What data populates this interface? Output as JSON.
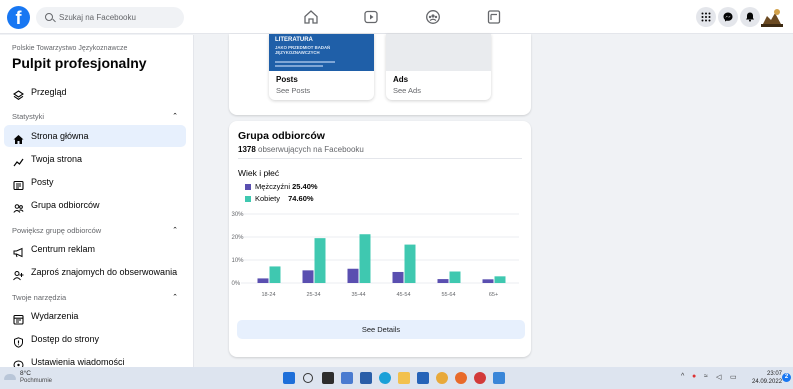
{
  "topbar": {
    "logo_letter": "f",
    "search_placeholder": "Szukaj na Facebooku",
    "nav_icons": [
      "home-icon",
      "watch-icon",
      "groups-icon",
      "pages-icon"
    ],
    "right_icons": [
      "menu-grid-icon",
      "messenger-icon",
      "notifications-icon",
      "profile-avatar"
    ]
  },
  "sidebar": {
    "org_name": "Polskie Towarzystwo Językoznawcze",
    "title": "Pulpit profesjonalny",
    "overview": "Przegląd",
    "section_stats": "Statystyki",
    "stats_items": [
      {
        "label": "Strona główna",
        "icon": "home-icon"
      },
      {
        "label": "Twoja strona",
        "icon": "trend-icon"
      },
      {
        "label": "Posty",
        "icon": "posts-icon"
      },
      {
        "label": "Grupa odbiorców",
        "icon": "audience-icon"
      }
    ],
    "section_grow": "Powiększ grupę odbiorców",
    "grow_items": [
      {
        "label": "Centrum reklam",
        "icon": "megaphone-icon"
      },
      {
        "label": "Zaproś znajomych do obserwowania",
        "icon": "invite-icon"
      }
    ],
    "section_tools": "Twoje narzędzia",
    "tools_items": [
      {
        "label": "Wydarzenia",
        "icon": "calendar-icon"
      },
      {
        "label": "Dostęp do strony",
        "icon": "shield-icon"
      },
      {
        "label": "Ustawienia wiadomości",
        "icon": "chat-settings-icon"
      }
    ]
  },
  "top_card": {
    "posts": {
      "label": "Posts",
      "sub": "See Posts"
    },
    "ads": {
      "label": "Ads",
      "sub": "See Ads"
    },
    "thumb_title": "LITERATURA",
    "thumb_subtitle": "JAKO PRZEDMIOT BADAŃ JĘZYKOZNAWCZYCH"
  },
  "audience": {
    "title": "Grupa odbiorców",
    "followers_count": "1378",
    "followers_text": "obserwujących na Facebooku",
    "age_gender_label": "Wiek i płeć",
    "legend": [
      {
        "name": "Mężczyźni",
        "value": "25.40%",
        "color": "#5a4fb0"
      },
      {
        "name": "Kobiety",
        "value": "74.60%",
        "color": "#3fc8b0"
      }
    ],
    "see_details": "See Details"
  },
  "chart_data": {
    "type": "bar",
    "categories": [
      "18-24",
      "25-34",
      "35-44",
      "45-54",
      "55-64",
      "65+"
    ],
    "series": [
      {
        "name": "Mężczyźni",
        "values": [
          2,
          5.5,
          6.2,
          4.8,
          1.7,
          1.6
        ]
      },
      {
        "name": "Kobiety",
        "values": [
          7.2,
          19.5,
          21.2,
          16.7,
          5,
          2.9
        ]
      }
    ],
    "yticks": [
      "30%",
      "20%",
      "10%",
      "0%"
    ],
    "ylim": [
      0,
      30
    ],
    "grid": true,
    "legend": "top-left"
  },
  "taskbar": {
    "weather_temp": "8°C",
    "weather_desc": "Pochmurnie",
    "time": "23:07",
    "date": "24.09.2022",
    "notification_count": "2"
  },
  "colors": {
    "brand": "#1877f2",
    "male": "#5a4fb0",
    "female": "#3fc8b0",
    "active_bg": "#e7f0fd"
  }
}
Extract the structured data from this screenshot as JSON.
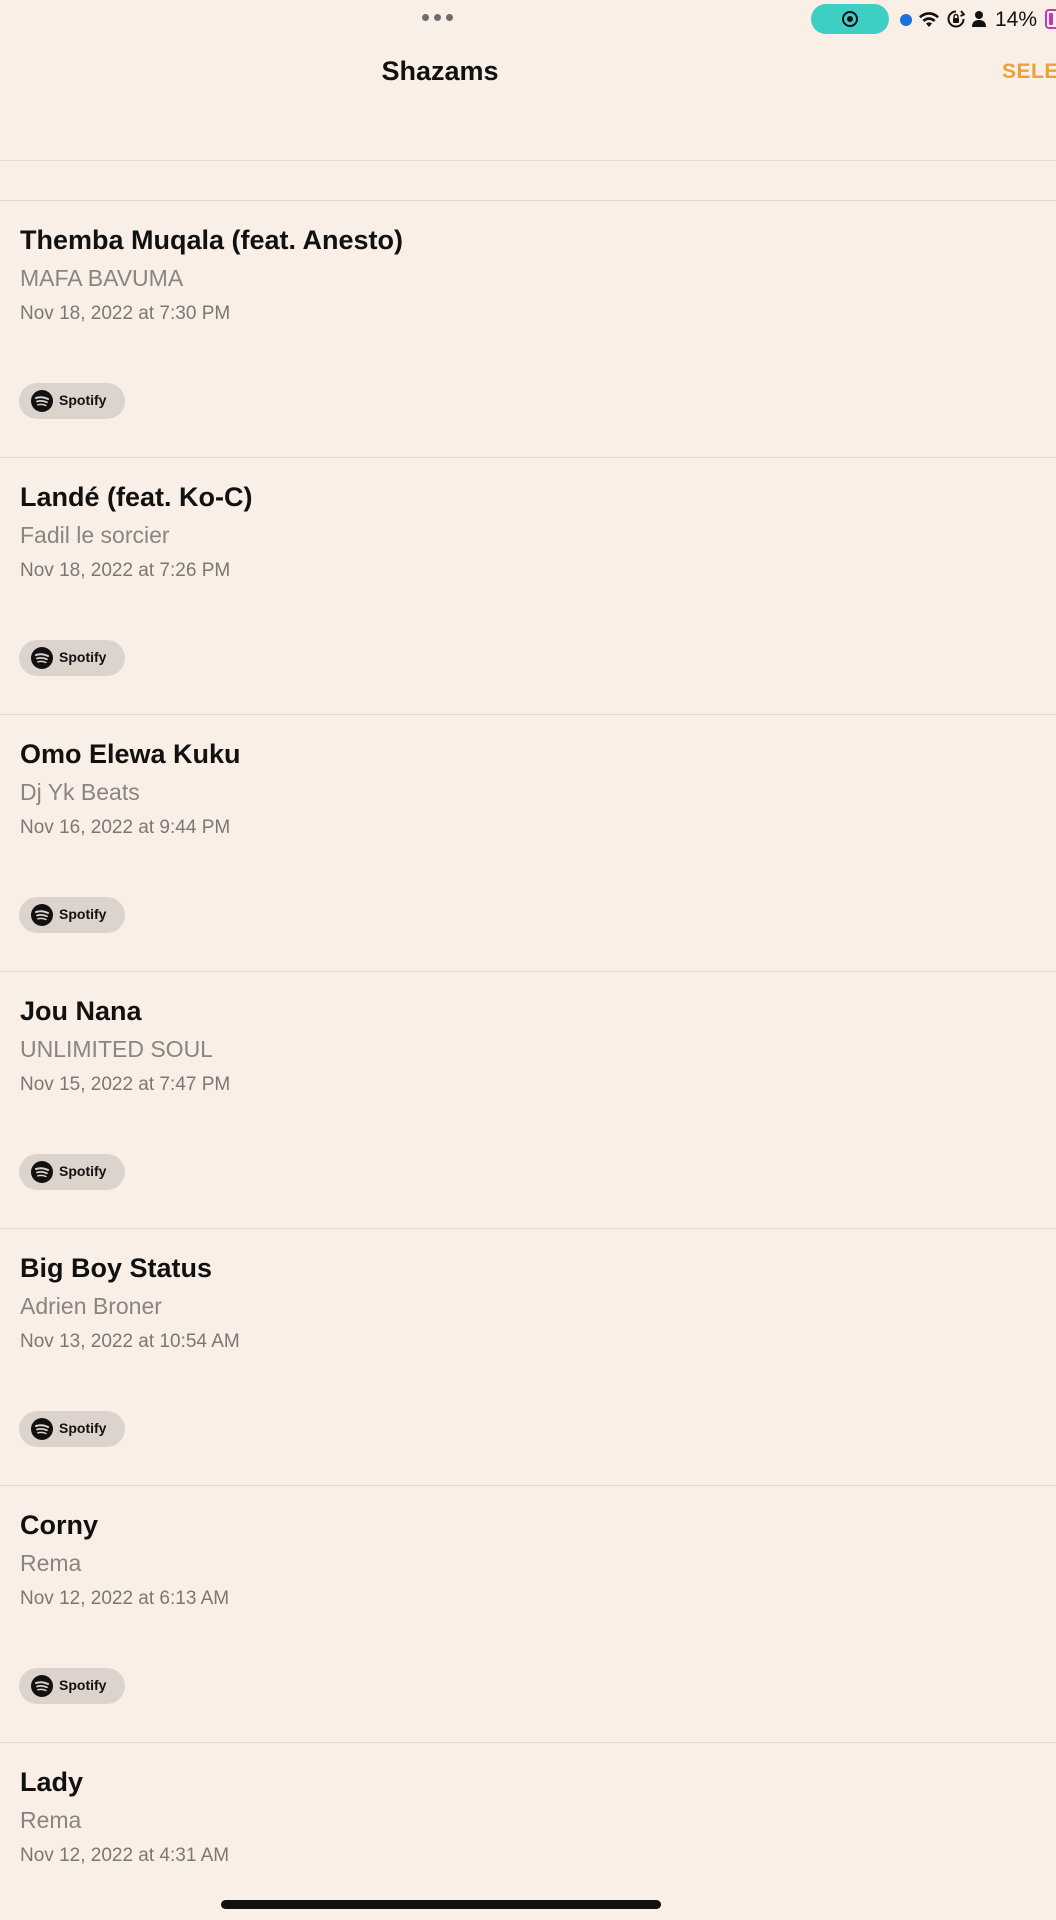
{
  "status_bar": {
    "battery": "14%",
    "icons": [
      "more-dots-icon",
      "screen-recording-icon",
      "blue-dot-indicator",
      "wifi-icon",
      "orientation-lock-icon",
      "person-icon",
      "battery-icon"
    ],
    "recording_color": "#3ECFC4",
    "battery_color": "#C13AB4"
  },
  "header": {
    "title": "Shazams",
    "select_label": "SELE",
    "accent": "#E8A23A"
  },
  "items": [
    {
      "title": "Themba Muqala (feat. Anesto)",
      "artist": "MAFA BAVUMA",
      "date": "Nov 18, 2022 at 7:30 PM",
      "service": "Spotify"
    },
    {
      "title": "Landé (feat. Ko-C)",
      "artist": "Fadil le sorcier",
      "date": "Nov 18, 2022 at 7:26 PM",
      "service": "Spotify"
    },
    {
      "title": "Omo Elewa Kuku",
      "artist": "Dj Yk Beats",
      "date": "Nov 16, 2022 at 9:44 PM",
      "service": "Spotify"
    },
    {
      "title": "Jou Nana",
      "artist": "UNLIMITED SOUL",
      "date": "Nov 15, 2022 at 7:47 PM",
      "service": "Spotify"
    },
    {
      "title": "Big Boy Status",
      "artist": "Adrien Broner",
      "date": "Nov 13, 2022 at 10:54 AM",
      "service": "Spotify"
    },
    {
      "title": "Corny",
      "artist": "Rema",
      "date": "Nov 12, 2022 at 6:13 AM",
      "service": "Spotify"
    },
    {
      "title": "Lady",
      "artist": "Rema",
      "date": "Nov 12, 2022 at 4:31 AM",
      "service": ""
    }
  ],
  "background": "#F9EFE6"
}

□ □ □

▶ Required task
Find every line holding the word "odbiorców"; give their count and nothing else.

▶ Task result
3